(Dataset rows)

[Begin]

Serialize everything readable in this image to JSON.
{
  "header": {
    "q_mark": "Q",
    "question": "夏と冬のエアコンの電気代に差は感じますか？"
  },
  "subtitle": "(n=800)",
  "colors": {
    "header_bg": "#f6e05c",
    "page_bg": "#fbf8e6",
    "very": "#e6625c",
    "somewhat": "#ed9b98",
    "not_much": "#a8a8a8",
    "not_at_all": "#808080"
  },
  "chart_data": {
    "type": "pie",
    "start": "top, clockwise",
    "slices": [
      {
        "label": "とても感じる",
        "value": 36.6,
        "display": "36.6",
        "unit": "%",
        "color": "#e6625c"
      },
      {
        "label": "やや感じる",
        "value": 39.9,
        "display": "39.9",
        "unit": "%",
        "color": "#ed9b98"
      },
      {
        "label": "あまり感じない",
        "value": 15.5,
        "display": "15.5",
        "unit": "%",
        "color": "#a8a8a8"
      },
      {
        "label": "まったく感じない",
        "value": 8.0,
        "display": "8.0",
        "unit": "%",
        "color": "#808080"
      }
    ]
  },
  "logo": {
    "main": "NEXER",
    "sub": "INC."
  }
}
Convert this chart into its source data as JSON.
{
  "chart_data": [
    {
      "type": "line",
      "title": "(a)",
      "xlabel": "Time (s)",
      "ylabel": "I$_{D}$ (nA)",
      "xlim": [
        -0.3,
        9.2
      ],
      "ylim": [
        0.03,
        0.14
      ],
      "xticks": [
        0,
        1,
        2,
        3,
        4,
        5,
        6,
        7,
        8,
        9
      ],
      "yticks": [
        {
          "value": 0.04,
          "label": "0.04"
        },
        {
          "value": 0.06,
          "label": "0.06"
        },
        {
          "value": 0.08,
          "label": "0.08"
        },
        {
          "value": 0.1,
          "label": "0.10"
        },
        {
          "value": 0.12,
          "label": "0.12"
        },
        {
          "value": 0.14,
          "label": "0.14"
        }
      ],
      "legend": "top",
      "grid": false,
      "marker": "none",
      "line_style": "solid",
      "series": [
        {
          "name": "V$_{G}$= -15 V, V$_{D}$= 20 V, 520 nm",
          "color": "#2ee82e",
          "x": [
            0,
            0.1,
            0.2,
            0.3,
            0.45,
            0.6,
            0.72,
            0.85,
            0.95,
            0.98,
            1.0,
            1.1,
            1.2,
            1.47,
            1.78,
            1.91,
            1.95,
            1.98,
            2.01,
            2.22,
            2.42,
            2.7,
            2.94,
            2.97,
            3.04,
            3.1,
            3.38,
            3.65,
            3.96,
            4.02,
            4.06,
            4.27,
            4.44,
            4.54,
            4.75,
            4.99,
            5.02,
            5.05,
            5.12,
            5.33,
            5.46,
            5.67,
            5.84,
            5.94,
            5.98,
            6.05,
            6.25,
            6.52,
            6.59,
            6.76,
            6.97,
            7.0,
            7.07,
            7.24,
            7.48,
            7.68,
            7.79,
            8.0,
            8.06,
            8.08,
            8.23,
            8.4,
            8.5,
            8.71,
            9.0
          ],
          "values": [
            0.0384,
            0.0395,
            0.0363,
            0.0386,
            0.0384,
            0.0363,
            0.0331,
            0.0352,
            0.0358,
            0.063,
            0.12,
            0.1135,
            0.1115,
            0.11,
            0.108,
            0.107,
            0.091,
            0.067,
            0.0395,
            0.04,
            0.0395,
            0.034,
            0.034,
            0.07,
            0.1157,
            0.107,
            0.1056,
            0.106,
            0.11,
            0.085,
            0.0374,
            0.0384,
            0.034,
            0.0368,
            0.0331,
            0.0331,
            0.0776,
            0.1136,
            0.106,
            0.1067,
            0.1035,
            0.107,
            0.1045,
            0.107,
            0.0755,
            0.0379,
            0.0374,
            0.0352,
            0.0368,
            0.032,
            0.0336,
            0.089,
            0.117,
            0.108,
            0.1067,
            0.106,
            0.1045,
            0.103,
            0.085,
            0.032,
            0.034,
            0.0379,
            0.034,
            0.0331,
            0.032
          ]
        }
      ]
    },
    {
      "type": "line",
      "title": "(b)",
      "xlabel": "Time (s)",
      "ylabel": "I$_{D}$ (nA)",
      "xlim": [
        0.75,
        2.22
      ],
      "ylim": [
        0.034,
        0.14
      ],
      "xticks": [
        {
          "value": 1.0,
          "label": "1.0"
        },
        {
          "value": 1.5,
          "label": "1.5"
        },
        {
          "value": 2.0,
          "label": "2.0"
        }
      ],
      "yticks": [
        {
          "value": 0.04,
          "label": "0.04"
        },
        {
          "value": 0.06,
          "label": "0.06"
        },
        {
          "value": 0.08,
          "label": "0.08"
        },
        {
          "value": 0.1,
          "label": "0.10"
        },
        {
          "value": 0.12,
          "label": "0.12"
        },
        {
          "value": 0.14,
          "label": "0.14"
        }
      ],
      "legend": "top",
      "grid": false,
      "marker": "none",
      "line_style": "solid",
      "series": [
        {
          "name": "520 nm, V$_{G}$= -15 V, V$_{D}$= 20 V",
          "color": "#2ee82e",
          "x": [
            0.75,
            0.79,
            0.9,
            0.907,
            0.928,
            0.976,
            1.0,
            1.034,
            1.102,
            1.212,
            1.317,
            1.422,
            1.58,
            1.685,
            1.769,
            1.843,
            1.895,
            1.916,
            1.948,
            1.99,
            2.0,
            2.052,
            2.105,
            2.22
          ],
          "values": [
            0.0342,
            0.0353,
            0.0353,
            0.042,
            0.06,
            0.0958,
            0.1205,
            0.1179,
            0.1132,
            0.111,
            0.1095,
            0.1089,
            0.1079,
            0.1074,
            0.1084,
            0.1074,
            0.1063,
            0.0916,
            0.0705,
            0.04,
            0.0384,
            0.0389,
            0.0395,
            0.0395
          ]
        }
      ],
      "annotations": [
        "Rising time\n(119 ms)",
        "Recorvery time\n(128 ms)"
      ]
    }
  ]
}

[End]

STATED PROBLEM: The full set of records should be duplicated exactly.

ANSWER TO THIS TASK:
Serialize everything readable in this image to JSON.
{
  "header": {
    "q_mark": "Q",
    "question": "夏と冬のエアコンの電気代に差は感じますか？"
  },
  "subtitle": "(n=800)",
  "colors": {
    "header_bg": "#f6e05c",
    "page_bg": "#fbf8e6",
    "very": "#e6625c",
    "somewhat": "#ed9b98",
    "not_much": "#a8a8a8",
    "not_at_all": "#808080"
  },
  "chart_data": {
    "type": "pie",
    "start": "top, clockwise",
    "slices": [
      {
        "label": "とても感じる",
        "value": 36.6,
        "display": "36.6",
        "unit": "%",
        "color": "#e6625c"
      },
      {
        "label": "やや感じる",
        "value": 39.9,
        "display": "39.9",
        "unit": "%",
        "color": "#ed9b98"
      },
      {
        "label": "あまり感じない",
        "value": 15.5,
        "display": "15.5",
        "unit": "%",
        "color": "#a8a8a8"
      },
      {
        "label": "まったく感じない",
        "value": 8.0,
        "display": "8.0",
        "unit": "%",
        "color": "#808080"
      }
    ]
  },
  "logo": {
    "main": "NEXER",
    "sub": "INC."
  }
}
Convert this chart into its source data as JSON.
{
  "chart_data": [
    {
      "type": "line",
      "title": "(a)",
      "xlabel": "Time (s)",
      "ylabel": "I$_{D}$ (nA)",
      "xlim": [
        -0.3,
        9.2
      ],
      "ylim": [
        0.03,
        0.14
      ],
      "xticks": [
        0,
        1,
        2,
        3,
        4,
        5,
        6,
        7,
        8,
        9
      ],
      "yticks": [
        {
          "value": 0.04,
          "label": "0.04"
        },
        {
          "value": 0.06,
          "label": "0.06"
        },
        {
          "value": 0.08,
          "label": "0.08"
        },
        {
          "value": 0.1,
          "label": "0.10"
        },
        {
          "value": 0.12,
          "label": "0.12"
        },
        {
          "value": 0.14,
          "label": "0.14"
        }
      ],
      "legend": "top",
      "grid": false,
      "marker": "none",
      "line_style": "solid",
      "series": [
        {
          "name": "V$_{G}$= -15 V, V$_{D}$= 20 V, 520 nm",
          "color": "#2ee82e",
          "x": [
            0,
            0.1,
            0.2,
            0.3,
            0.45,
            0.6,
            0.72,
            0.85,
            0.95,
            0.98,
            1.0,
            1.1,
            1.2,
            1.47,
            1.78,
            1.91,
            1.95,
            1.98,
            2.01,
            2.22,
            2.42,
            2.7,
            2.94,
            2.97,
            3.04,
            3.1,
            3.38,
            3.65,
            3.96,
            4.02,
            4.06,
            4.27,
            4.44,
            4.54,
            4.75,
            4.99,
            5.02,
            5.05,
            5.12,
            5.33,
            5.46,
            5.67,
            5.84,
            5.94,
            5.98,
            6.05,
            6.25,
            6.52,
            6.59,
            6.76,
            6.97,
            7.0,
            7.07,
            7.24,
            7.48,
            7.68,
            7.79,
            8.0,
            8.06,
            8.08,
            8.23,
            8.4,
            8.5,
            8.71,
            9.0
          ],
          "values": [
            0.0384,
            0.0395,
            0.0363,
            0.0386,
            0.0384,
            0.0363,
            0.0331,
            0.0352,
            0.0358,
            0.063,
            0.12,
            0.1135,
            0.1115,
            0.11,
            0.108,
            0.107,
            0.091,
            0.067,
            0.0395,
            0.04,
            0.0395,
            0.034,
            0.034,
            0.07,
            0.1157,
            0.107,
            0.1056,
            0.106,
            0.11,
            0.085,
            0.0374,
            0.0384,
            0.034,
            0.0368,
            0.0331,
            0.0331,
            0.0776,
            0.1136,
            0.106,
            0.1067,
            0.1035,
            0.107,
            0.1045,
            0.107,
            0.0755,
            0.0379,
            0.0374,
            0.0352,
            0.0368,
            0.032,
            0.0336,
            0.089,
            0.117,
            0.108,
            0.1067,
            0.106,
            0.1045,
            0.103,
            0.085,
            0.032,
            0.034,
            0.0379,
            0.034,
            0.0331,
            0.032
          ]
        }
      ]
    },
    {
      "type": "line",
      "title": "(b)",
      "xlabel": "Time (s)",
      "ylabel": "I$_{D}$ (nA)",
      "xlim": [
        0.75,
        2.22
      ],
      "ylim": [
        0.034,
        0.14
      ],
      "xticks": [
        {
          "value": 1.0,
          "label": "1.0"
        },
        {
          "value": 1.5,
          "label": "1.5"
        },
        {
          "value": 2.0,
          "label": "2.0"
        }
      ],
      "yticks": [
        {
          "value": 0.04,
          "label": "0.04"
        },
        {
          "value": 0.06,
          "label": "0.06"
        },
        {
          "value": 0.08,
          "label": "0.08"
        },
        {
          "value": 0.1,
          "label": "0.10"
        },
        {
          "value": 0.12,
          "label": "0.12"
        },
        {
          "value": 0.14,
          "label": "0.14"
        }
      ],
      "legend": "top",
      "grid": false,
      "marker": "none",
      "line_style": "solid",
      "series": [
        {
          "name": "520 nm, V$_{G}$= -15 V, V$_{D}$= 20 V",
          "color": "#2ee82e",
          "x": [
            0.75,
            0.79,
            0.9,
            0.907,
            0.928,
            0.976,
            1.0,
            1.034,
            1.102,
            1.212,
            1.317,
            1.422,
            1.58,
            1.685,
            1.769,
            1.843,
            1.895,
            1.916,
            1.948,
            1.99,
            2.0,
            2.052,
            2.105,
            2.22
          ],
          "values": [
            0.0342,
            0.0353,
            0.0353,
            0.042,
            0.06,
            0.0958,
            0.1205,
            0.1179,
            0.1132,
            0.111,
            0.1095,
            0.1089,
            0.1079,
            0.1074,
            0.1084,
            0.1074,
            0.1063,
            0.0916,
            0.0705,
            0.04,
            0.0384,
            0.0389,
            0.0395,
            0.0395
          ]
        }
      ],
      "annotations": [
        "Rising time\n(119 ms)",
        "Recorvery time\n(128 ms)"
      ]
    }
  ]
}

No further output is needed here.